WRITTEN EXERCISE —
Extract the text of every entry below exactly; leave images out.

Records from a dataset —

....

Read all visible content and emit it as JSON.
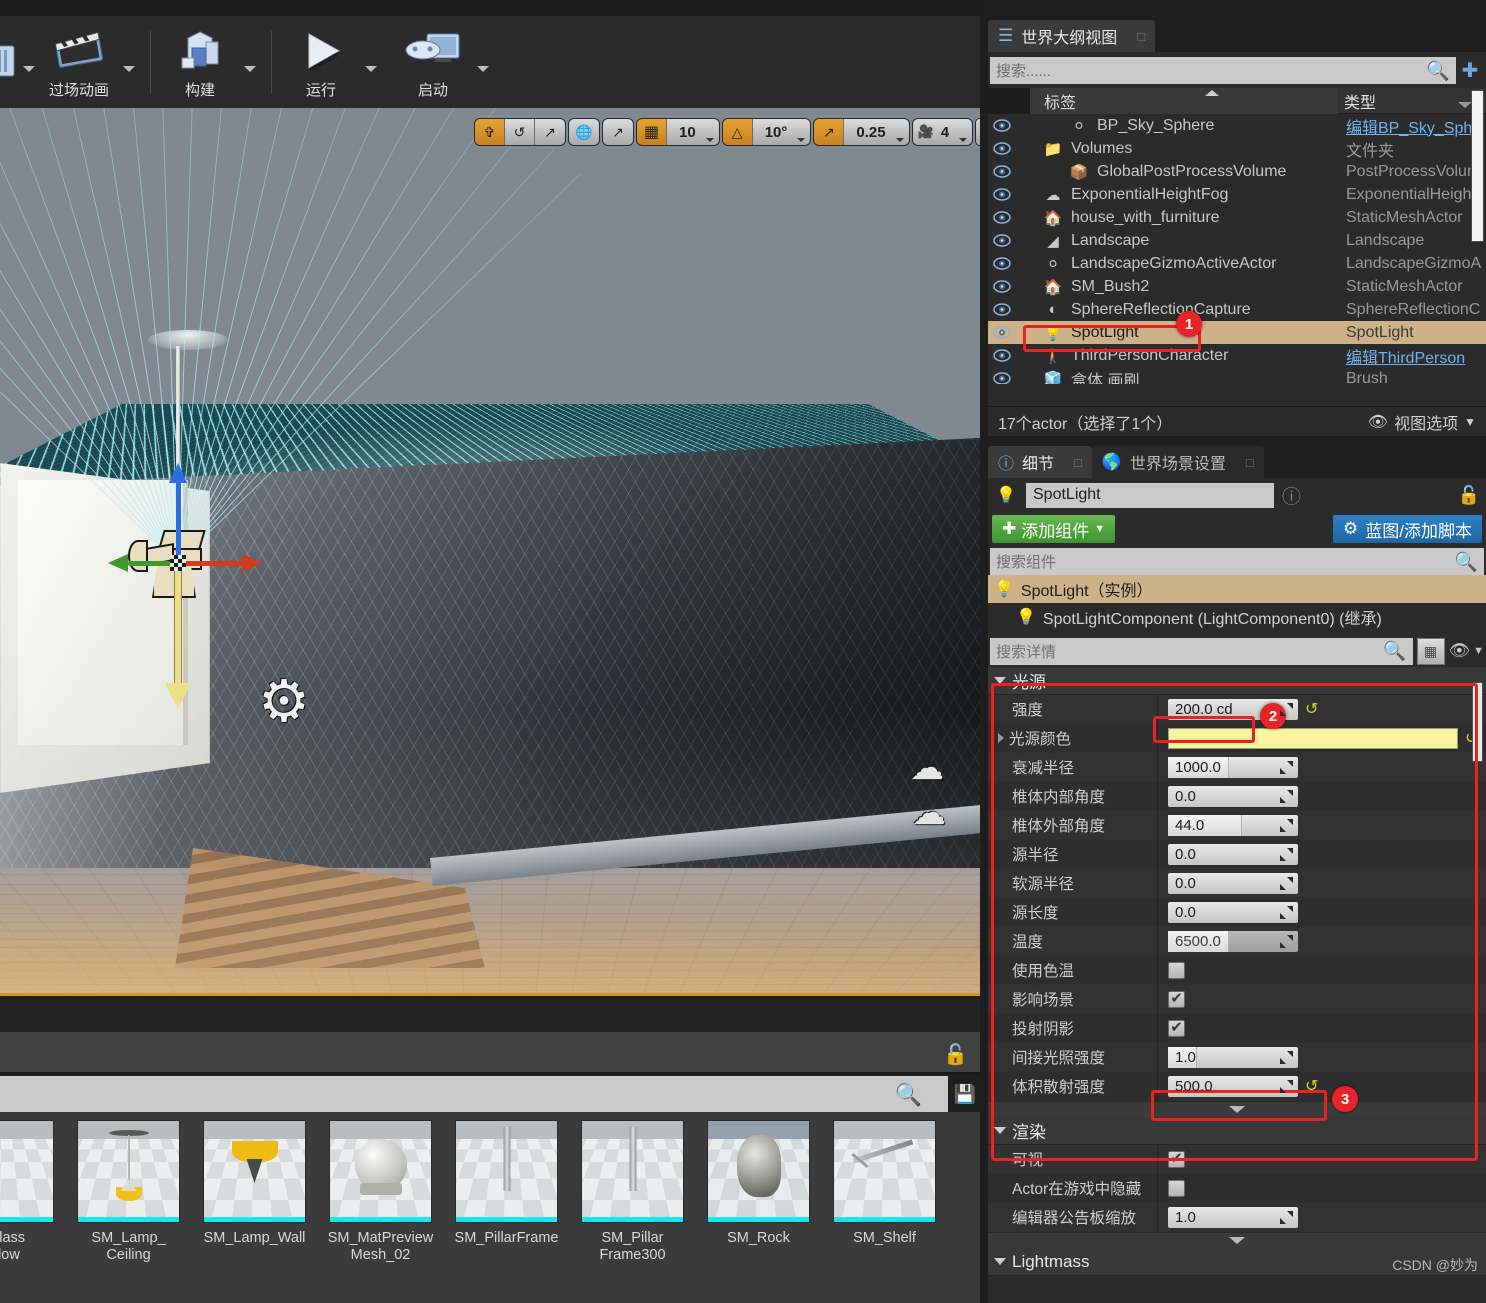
{
  "toolbar": {
    "items": [
      {
        "label": "过场动画",
        "icon": "clapperboard-icon",
        "has_caret": true
      },
      {
        "label": "构建",
        "icon": "build-icon",
        "has_caret": true
      },
      {
        "label": "运行",
        "icon": "play-icon",
        "has_caret": true
      },
      {
        "label": "启动",
        "icon": "launch-icon",
        "has_caret": true
      }
    ]
  },
  "viewport": {
    "toolbar": {
      "transform_modes": [
        {
          "name": "translate-mode",
          "glyph": "✥",
          "active": true
        },
        {
          "name": "rotate-mode",
          "glyph": "⟳",
          "active": false
        },
        {
          "name": "scale-mode",
          "glyph": "⤢",
          "active": false
        }
      ],
      "coord_mode": {
        "name": "world-coordinate-toggle",
        "glyph": "🌐",
        "active": false
      },
      "surface_snap": {
        "name": "surface-snap-toggle",
        "glyph": "⇱",
        "active": false
      },
      "grid_snap": {
        "name": "grid-snap-toggle",
        "active": true
      },
      "grid_size": "10",
      "angle_snap": {
        "name": "angle-snap-toggle",
        "active": true
      },
      "angle_size": "10°",
      "scale_snap": {
        "name": "scale-snap-toggle",
        "active": true
      },
      "scale_size": "0.25",
      "camera_speed": "4",
      "maximize": {
        "name": "maximize-viewport-button",
        "glyph": "❐"
      }
    }
  },
  "outliner": {
    "tab_title": "世界大纲视图",
    "search_placeholder": "搜索......",
    "add_button_title": "+",
    "columns": {
      "label": "标签",
      "type": "类型"
    },
    "rows": [
      {
        "label": "BP_Sky_Sphere",
        "type": "编辑BP_Sky_Sph",
        "indent": 2,
        "icon": "sphere-icon",
        "type_is_link": true,
        "selected": false
      },
      {
        "label": "Volumes",
        "type": "文件夹",
        "indent": 1,
        "icon": "folder-icon",
        "type_is_link": false,
        "selected": false
      },
      {
        "label": "GlobalPostProcessVolume",
        "type": "PostProcessVolum",
        "indent": 2,
        "icon": "volume-icon",
        "type_is_link": false,
        "selected": false
      },
      {
        "label": "ExponentialHeightFog",
        "type": "ExponentialHeightl",
        "indent": 1,
        "icon": "fog-icon",
        "type_is_link": false,
        "selected": false
      },
      {
        "label": "house_with_furniture",
        "type": "StaticMeshActor",
        "indent": 1,
        "icon": "mesh-icon",
        "type_is_link": false,
        "selected": false
      },
      {
        "label": "Landscape",
        "type": "Landscape",
        "indent": 1,
        "icon": "landscape-icon",
        "type_is_link": false,
        "selected": false
      },
      {
        "label": "LandscapeGizmoActiveActor",
        "type": "LandscapeGizmoA",
        "indent": 1,
        "icon": "gizmo-icon",
        "type_is_link": false,
        "selected": false
      },
      {
        "label": "SM_Bush2",
        "type": "StaticMeshActor",
        "indent": 1,
        "icon": "mesh-icon",
        "type_is_link": false,
        "selected": false
      },
      {
        "label": "SphereReflectionCapture",
        "type": "SphereReflectionC",
        "indent": 1,
        "icon": "reflection-icon",
        "type_is_link": false,
        "selected": false
      },
      {
        "label": "SpotLight",
        "type": "SpotLight",
        "indent": 1,
        "icon": "spotlight-icon",
        "type_is_link": false,
        "selected": true
      },
      {
        "label": "ThirdPersonCharacter",
        "type": "编辑ThirdPerson",
        "indent": 1,
        "icon": "character-icon",
        "type_is_link": true,
        "selected": false
      },
      {
        "label": "盒体 画刷",
        "type": "Brush",
        "indent": 1,
        "icon": "brush-icon",
        "type_is_link": false,
        "selected": false
      }
    ],
    "footer_count": "17个actor（选择了1个）",
    "view_options": "视图选项"
  },
  "details": {
    "tabs": [
      {
        "label": "细节",
        "icon": "info-icon",
        "active": true
      },
      {
        "label": "世界场景设置",
        "icon": "globe-icon",
        "active": false
      }
    ],
    "actor_name": "SpotLight",
    "add_component_label": "添加组件",
    "blueprint_label": "蓝图/添加脚本",
    "component_search_placeholder": "搜索组件",
    "components": [
      {
        "label": "SpotLight（实例）",
        "selected": true,
        "child": false
      },
      {
        "label": "SpotLightComponent (LightComponent0) (继承)",
        "selected": false,
        "child": true
      }
    ],
    "details_search_placeholder": "搜索详情",
    "sections": [
      {
        "title": "光源",
        "rows": [
          {
            "label": "强度",
            "kind": "number",
            "value": "200.0 cd",
            "fill": 0,
            "revert": true,
            "highlight": true
          },
          {
            "label": "光源颜色",
            "kind": "color",
            "value": "#f9f59e",
            "revert": true,
            "expandable": true
          },
          {
            "label": "衰减半径",
            "kind": "number",
            "value": "1000.0",
            "fill": 47,
            "revert": false
          },
          {
            "label": "椎体内部角度",
            "kind": "number",
            "value": "0.0",
            "fill": 0,
            "revert": false
          },
          {
            "label": "椎体外部角度",
            "kind": "number",
            "value": "44.0",
            "fill": 57,
            "revert": false
          },
          {
            "label": "源半径",
            "kind": "number",
            "value": "0.0",
            "fill": 0,
            "revert": false
          },
          {
            "label": "软源半径",
            "kind": "number",
            "value": "0.0",
            "fill": 0,
            "revert": false
          },
          {
            "label": "源长度",
            "kind": "number",
            "value": "0.0",
            "fill": 0,
            "revert": false
          },
          {
            "label": "温度",
            "kind": "number-dim",
            "value": "6500.0",
            "fill": 47,
            "revert": false
          },
          {
            "label": "使用色温",
            "kind": "checkbox",
            "checked": false
          },
          {
            "label": "影响场景",
            "kind": "checkbox",
            "checked": true
          },
          {
            "label": "投射阴影",
            "kind": "checkbox",
            "checked": true
          },
          {
            "label": "间接光照强度",
            "kind": "number",
            "value": "1.0",
            "fill": 22,
            "revert": false
          },
          {
            "label": "体积散射强度",
            "kind": "number",
            "value": "500.0",
            "fill": 0,
            "revert": true,
            "highlight": true
          }
        ]
      },
      {
        "title": "渲染",
        "rows": [
          {
            "label": "可视",
            "kind": "checkbox",
            "checked": true
          },
          {
            "label": "Actor在游戏中隐藏",
            "kind": "checkbox",
            "checked": false
          },
          {
            "label": "编辑器公告板缩放",
            "kind": "number",
            "value": "1.0",
            "fill": 0,
            "revert": false
          }
        ]
      },
      {
        "title": "Lightmass",
        "rows": []
      }
    ]
  },
  "content_browser": {
    "search_placeholder": "",
    "items": [
      {
        "name": "_Glass\nndow",
        "thumb": "glass-window-thumb"
      },
      {
        "name": "SM_Lamp_\nCeiling",
        "thumb": "lamp-ceiling-thumb"
      },
      {
        "name": "SM_Lamp_Wall",
        "thumb": "lamp-wall-thumb"
      },
      {
        "name": "SM_MatPreview\nMesh_02",
        "thumb": "matpreview-mesh-thumb"
      },
      {
        "name": "SM_PillarFrame",
        "thumb": "pillar-frame-thumb"
      },
      {
        "name": "SM_Pillar\nFrame300",
        "thumb": "pillar-frame300-thumb"
      },
      {
        "name": "SM_Rock",
        "thumb": "rock-thumb"
      },
      {
        "name": "SM_Shelf",
        "thumb": "shelf-thumb"
      }
    ]
  },
  "annotations": [
    {
      "number": "1",
      "target": "outliner-spotlight-row"
    },
    {
      "number": "2",
      "target": "intensity-field"
    },
    {
      "number": "3",
      "target": "volumetric-scattering-field"
    }
  ],
  "watermark": "CSDN @妙为",
  "colors": {
    "accent_orange": "#d19a28",
    "selection_tan": "#cdb189",
    "link_blue": "#6fb3ef",
    "annotation_red": "#e8232a",
    "light_color": "#f9f59e",
    "thumb_bar_cyan": "#19e6f0"
  }
}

....

OUTPUT BELOW —
Read all visible content and emit it as JSON.
{
  "toolbar": {
    "items": [
      {
        "label": "过场动画",
        "icon": "clapperboard-icon",
        "has_caret": true
      },
      {
        "label": "构建",
        "icon": "build-icon",
        "has_caret": true
      },
      {
        "label": "运行",
        "icon": "play-icon",
        "has_caret": true
      },
      {
        "label": "启动",
        "icon": "launch-icon",
        "has_caret": true
      }
    ]
  },
  "viewport": {
    "toolbar": {
      "transform_modes": [
        {
          "name": "translate-mode",
          "glyph": "✥",
          "active": true
        },
        {
          "name": "rotate-mode",
          "glyph": "⟳",
          "active": false
        },
        {
          "name": "scale-mode",
          "glyph": "⤢",
          "active": false
        }
      ],
      "coord_mode": {
        "name": "world-coordinate-toggle",
        "glyph": "🌐",
        "active": false
      },
      "surface_snap": {
        "name": "surface-snap-toggle",
        "glyph": "⇱",
        "active": false
      },
      "grid_snap": {
        "name": "grid-snap-toggle",
        "active": true
      },
      "grid_size": "10",
      "angle_snap": {
        "name": "angle-snap-toggle",
        "active": true
      },
      "angle_size": "10°",
      "scale_snap": {
        "name": "scale-snap-toggle",
        "active": true
      },
      "scale_size": "0.25",
      "camera_speed": "4",
      "maximize": {
        "name": "maximize-viewport-button",
        "glyph": "❐"
      }
    }
  },
  "outliner": {
    "tab_title": "世界大纲视图",
    "search_placeholder": "搜索......",
    "add_button_title": "+",
    "columns": {
      "label": "标签",
      "type": "类型"
    },
    "rows": [
      {
        "label": "BP_Sky_Sphere",
        "type": "编辑BP_Sky_Sph",
        "indent": 2,
        "icon": "sphere-icon",
        "type_is_link": true,
        "selected": false
      },
      {
        "label": "Volumes",
        "type": "文件夹",
        "indent": 1,
        "icon": "folder-icon",
        "type_is_link": false,
        "selected": false
      },
      {
        "label": "GlobalPostProcessVolume",
        "type": "PostProcessVolum",
        "indent": 2,
        "icon": "volume-icon",
        "type_is_link": false,
        "selected": false
      },
      {
        "label": "ExponentialHeightFog",
        "type": "ExponentialHeightl",
        "indent": 1,
        "icon": "fog-icon",
        "type_is_link": false,
        "selected": false
      },
      {
        "label": "house_with_furniture",
        "type": "StaticMeshActor",
        "indent": 1,
        "icon": "mesh-icon",
        "type_is_link": false,
        "selected": false
      },
      {
        "label": "Landscape",
        "type": "Landscape",
        "indent": 1,
        "icon": "landscape-icon",
        "type_is_link": false,
        "selected": false
      },
      {
        "label": "LandscapeGizmoActiveActor",
        "type": "LandscapeGizmoA",
        "indent": 1,
        "icon": "gizmo-icon",
        "type_is_link": false,
        "selected": false
      },
      {
        "label": "SM_Bush2",
        "type": "StaticMeshActor",
        "indent": 1,
        "icon": "mesh-icon",
        "type_is_link": false,
        "selected": false
      },
      {
        "label": "SphereReflectionCapture",
        "type": "SphereReflectionC",
        "indent": 1,
        "icon": "reflection-icon",
        "type_is_link": false,
        "selected": false
      },
      {
        "label": "SpotLight",
        "type": "SpotLight",
        "indent": 1,
        "icon": "spotlight-icon",
        "type_is_link": false,
        "selected": true
      },
      {
        "label": "ThirdPersonCharacter",
        "type": "编辑ThirdPerson",
        "indent": 1,
        "icon": "character-icon",
        "type_is_link": true,
        "selected": false
      },
      {
        "label": "盒体 画刷",
        "type": "Brush",
        "indent": 1,
        "icon": "brush-icon",
        "type_is_link": false,
        "selected": false
      }
    ],
    "footer_count": "17个actor（选择了1个）",
    "view_options": "视图选项"
  },
  "details": {
    "tabs": [
      {
        "label": "细节",
        "icon": "info-icon",
        "active": true
      },
      {
        "label": "世界场景设置",
        "icon": "globe-icon",
        "active": false
      }
    ],
    "actor_name": "SpotLight",
    "add_component_label": "添加组件",
    "blueprint_label": "蓝图/添加脚本",
    "component_search_placeholder": "搜索组件",
    "components": [
      {
        "label": "SpotLight（实例）",
        "selected": true,
        "child": false
      },
      {
        "label": "SpotLightComponent (LightComponent0) (继承)",
        "selected": false,
        "child": true
      }
    ],
    "details_search_placeholder": "搜索详情",
    "sections": [
      {
        "title": "光源",
        "rows": [
          {
            "label": "强度",
            "kind": "number",
            "value": "200.0 cd",
            "fill": 0,
            "revert": true,
            "highlight": true
          },
          {
            "label": "光源颜色",
            "kind": "color",
            "value": "#f9f59e",
            "revert": true,
            "expandable": true
          },
          {
            "label": "衰减半径",
            "kind": "number",
            "value": "1000.0",
            "fill": 47,
            "revert": false
          },
          {
            "label": "椎体内部角度",
            "kind": "number",
            "value": "0.0",
            "fill": 0,
            "revert": false
          },
          {
            "label": "椎体外部角度",
            "kind": "number",
            "value": "44.0",
            "fill": 57,
            "revert": false
          },
          {
            "label": "源半径",
            "kind": "number",
            "value": "0.0",
            "fill": 0,
            "revert": false
          },
          {
            "label": "软源半径",
            "kind": "number",
            "value": "0.0",
            "fill": 0,
            "revert": false
          },
          {
            "label": "源长度",
            "kind": "number",
            "value": "0.0",
            "fill": 0,
            "revert": false
          },
          {
            "label": "温度",
            "kind": "number-dim",
            "value": "6500.0",
            "fill": 47,
            "revert": false
          },
          {
            "label": "使用色温",
            "kind": "checkbox",
            "checked": false
          },
          {
            "label": "影响场景",
            "kind": "checkbox",
            "checked": true
          },
          {
            "label": "投射阴影",
            "kind": "checkbox",
            "checked": true
          },
          {
            "label": "间接光照强度",
            "kind": "number",
            "value": "1.0",
            "fill": 22,
            "revert": false
          },
          {
            "label": "体积散射强度",
            "kind": "number",
            "value": "500.0",
            "fill": 0,
            "revert": true,
            "highlight": true
          }
        ]
      },
      {
        "title": "渲染",
        "rows": [
          {
            "label": "可视",
            "kind": "checkbox",
            "checked": true
          },
          {
            "label": "Actor在游戏中隐藏",
            "kind": "checkbox",
            "checked": false
          },
          {
            "label": "编辑器公告板缩放",
            "kind": "number",
            "value": "1.0",
            "fill": 0,
            "revert": false
          }
        ]
      },
      {
        "title": "Lightmass",
        "rows": []
      }
    ]
  },
  "content_browser": {
    "search_placeholder": "",
    "items": [
      {
        "name": "_Glass\nndow",
        "thumb": "glass-window-thumb"
      },
      {
        "name": "SM_Lamp_\nCeiling",
        "thumb": "lamp-ceiling-thumb"
      },
      {
        "name": "SM_Lamp_Wall",
        "thumb": "lamp-wall-thumb"
      },
      {
        "name": "SM_MatPreview\nMesh_02",
        "thumb": "matpreview-mesh-thumb"
      },
      {
        "name": "SM_PillarFrame",
        "thumb": "pillar-frame-thumb"
      },
      {
        "name": "SM_Pillar\nFrame300",
        "thumb": "pillar-frame300-thumb"
      },
      {
        "name": "SM_Rock",
        "thumb": "rock-thumb"
      },
      {
        "name": "SM_Shelf",
        "thumb": "shelf-thumb"
      }
    ]
  },
  "annotations": [
    {
      "number": "1",
      "target": "outliner-spotlight-row"
    },
    {
      "number": "2",
      "target": "intensity-field"
    },
    {
      "number": "3",
      "target": "volumetric-scattering-field"
    }
  ],
  "watermark": "CSDN @妙为",
  "colors": {
    "accent_orange": "#d19a28",
    "selection_tan": "#cdb189",
    "link_blue": "#6fb3ef",
    "annotation_red": "#e8232a",
    "light_color": "#f9f59e",
    "thumb_bar_cyan": "#19e6f0"
  }
}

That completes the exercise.